Provided records.
— BEGIN —

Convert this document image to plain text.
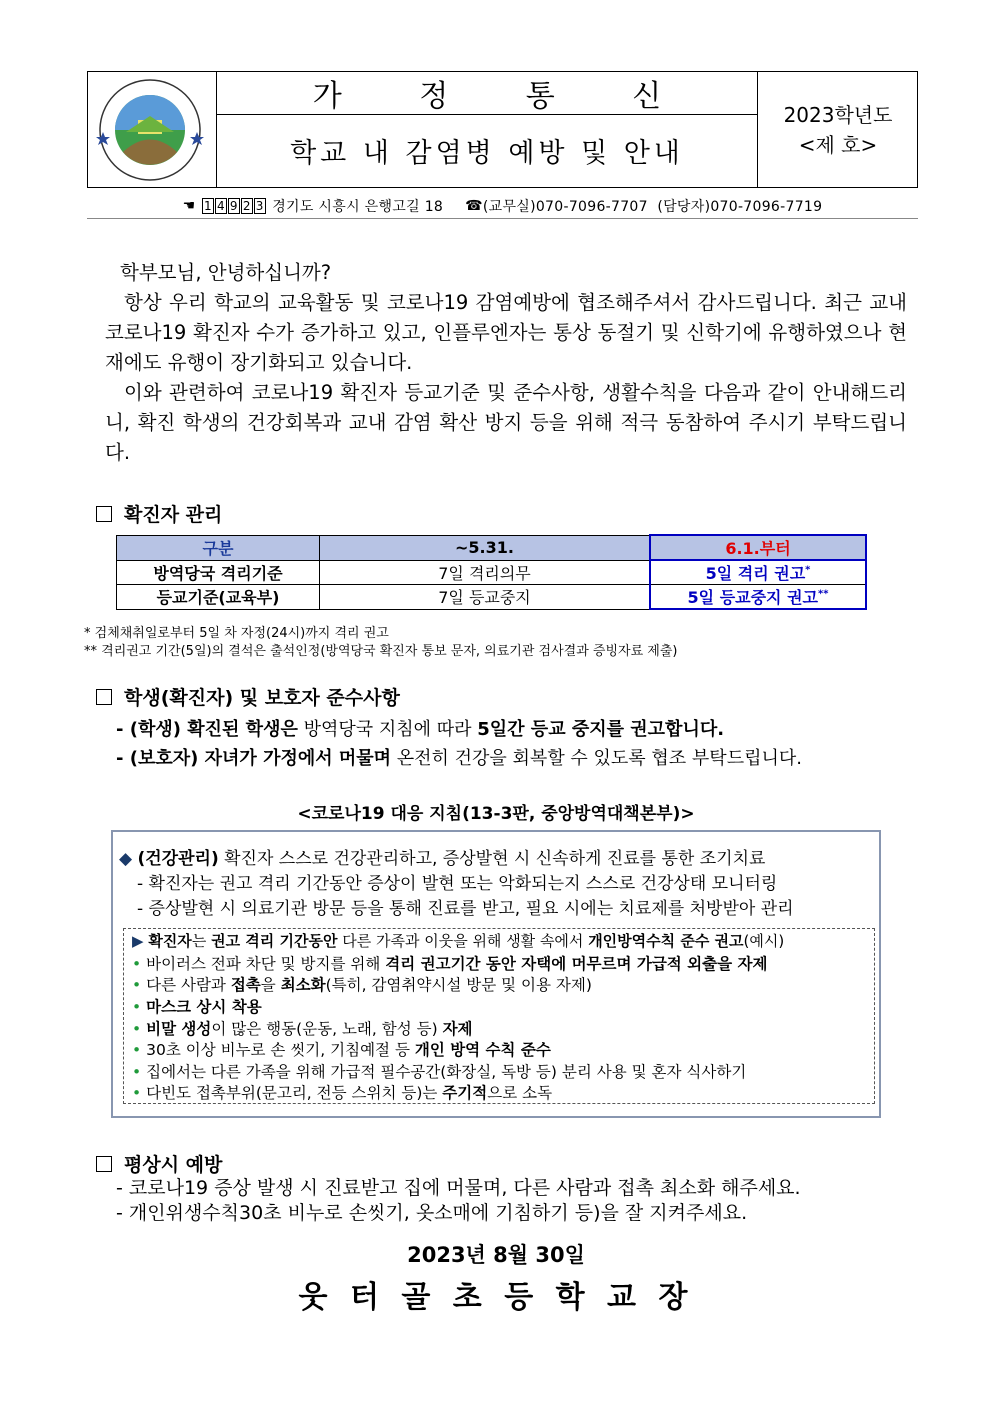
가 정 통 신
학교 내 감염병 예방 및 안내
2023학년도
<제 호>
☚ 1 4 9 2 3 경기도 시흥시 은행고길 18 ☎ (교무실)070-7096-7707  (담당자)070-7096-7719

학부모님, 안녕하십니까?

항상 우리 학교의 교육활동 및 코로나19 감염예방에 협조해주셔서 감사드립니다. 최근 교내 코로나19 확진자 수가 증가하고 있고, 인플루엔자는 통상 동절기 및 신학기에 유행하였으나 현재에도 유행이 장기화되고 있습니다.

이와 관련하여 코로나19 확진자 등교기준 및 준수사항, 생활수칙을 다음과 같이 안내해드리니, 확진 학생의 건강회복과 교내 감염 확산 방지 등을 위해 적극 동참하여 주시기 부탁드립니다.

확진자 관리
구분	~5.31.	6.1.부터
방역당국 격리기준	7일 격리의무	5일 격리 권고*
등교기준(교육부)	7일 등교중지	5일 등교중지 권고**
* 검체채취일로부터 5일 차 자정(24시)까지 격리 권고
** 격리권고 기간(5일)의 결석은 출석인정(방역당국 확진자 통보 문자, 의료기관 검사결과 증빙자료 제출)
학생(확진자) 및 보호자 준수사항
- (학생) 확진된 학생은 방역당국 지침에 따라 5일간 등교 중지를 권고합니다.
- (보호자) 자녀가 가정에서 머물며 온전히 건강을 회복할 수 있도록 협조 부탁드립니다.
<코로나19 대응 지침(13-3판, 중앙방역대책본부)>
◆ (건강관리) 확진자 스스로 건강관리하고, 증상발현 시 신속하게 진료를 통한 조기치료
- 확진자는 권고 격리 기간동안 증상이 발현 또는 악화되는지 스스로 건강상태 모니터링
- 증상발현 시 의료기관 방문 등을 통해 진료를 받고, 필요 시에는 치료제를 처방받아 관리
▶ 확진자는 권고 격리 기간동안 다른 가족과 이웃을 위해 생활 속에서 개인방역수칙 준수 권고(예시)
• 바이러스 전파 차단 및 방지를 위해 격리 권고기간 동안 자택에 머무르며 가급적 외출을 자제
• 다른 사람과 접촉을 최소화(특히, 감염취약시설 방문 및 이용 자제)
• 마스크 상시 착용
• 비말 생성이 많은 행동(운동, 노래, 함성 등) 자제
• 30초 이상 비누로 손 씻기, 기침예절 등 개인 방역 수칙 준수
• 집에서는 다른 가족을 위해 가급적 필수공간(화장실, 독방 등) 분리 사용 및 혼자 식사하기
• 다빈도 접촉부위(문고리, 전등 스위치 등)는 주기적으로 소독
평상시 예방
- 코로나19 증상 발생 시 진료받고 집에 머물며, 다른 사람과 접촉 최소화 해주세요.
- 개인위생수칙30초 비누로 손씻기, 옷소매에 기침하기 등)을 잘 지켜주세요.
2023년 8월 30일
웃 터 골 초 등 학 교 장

— END —
— BEGIN —

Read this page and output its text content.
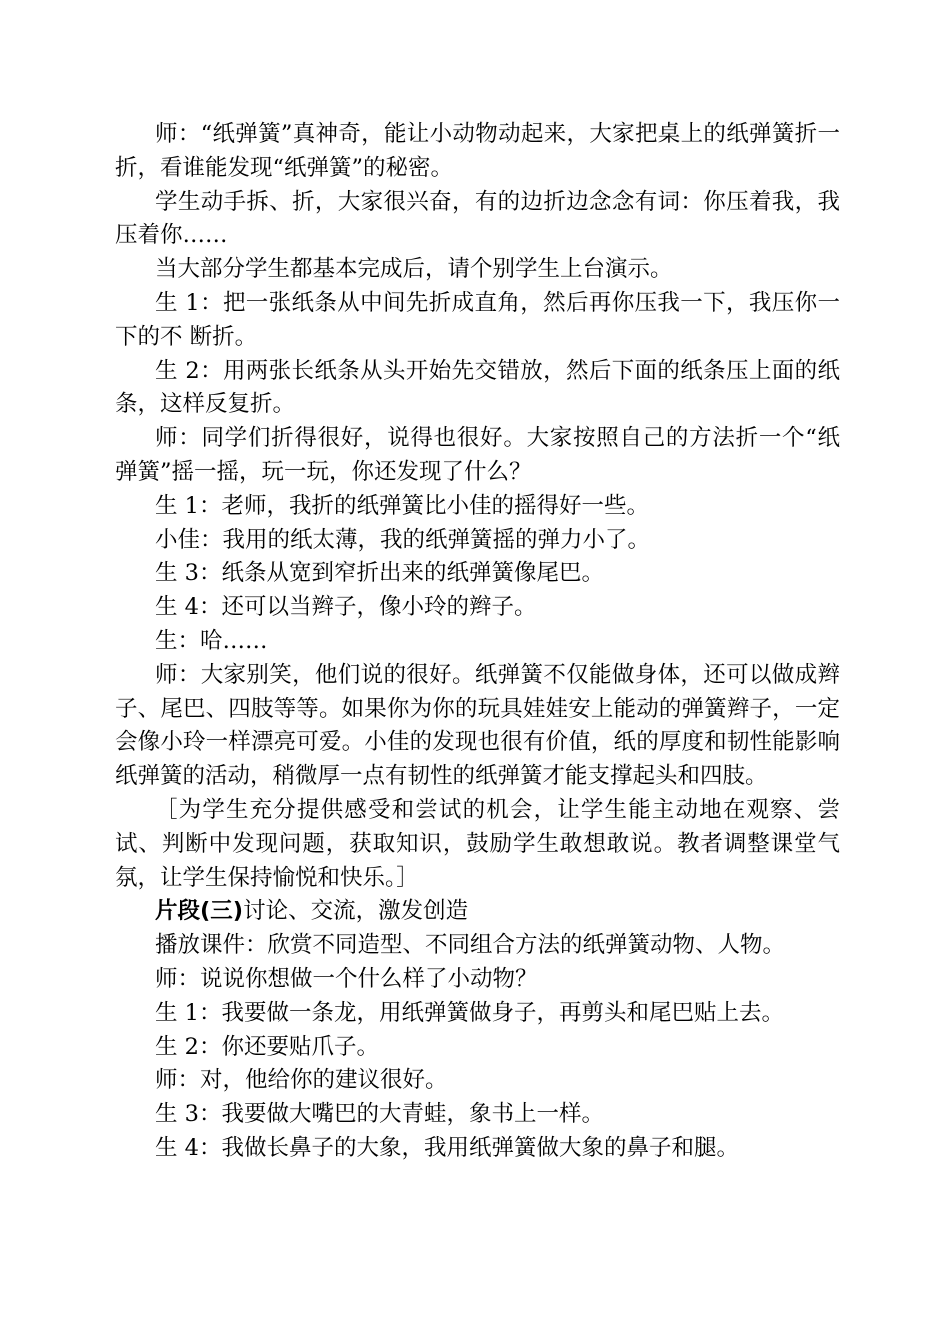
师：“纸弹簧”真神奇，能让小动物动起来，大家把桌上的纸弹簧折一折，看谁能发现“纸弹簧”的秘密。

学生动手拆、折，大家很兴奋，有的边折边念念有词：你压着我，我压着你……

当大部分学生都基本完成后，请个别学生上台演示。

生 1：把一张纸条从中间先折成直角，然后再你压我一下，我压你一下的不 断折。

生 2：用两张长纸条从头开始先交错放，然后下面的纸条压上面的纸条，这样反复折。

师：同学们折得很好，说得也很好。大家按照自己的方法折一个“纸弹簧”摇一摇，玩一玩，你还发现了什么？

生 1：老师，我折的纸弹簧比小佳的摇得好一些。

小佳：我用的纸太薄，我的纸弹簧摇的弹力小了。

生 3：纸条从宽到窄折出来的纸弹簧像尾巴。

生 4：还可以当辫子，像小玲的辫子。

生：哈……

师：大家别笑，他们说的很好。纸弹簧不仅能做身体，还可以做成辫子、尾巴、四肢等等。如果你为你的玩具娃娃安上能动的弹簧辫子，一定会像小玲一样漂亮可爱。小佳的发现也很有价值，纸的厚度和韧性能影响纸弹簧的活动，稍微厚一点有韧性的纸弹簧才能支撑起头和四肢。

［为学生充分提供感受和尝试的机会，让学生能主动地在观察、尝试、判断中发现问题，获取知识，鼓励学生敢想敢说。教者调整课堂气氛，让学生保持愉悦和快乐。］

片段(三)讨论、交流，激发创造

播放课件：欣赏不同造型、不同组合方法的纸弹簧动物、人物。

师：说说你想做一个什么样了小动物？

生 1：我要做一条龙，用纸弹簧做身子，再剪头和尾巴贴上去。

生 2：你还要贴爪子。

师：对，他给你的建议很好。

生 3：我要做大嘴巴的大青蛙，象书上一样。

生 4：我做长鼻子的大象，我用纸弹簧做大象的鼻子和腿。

— END —

Exercise details. Reproduce each line of the material containing the word "확진자는".

Correct response.
- 확진자는 권고 격리 기간동안 증상이 발현 또는 악화되는지 스스로 건강상태 모니터링
▶ 확진자는 권고 격리 기간동안 다른 가족과 이웃을 위해 생활 속에서 개인방역수칙 준수 권고(예시)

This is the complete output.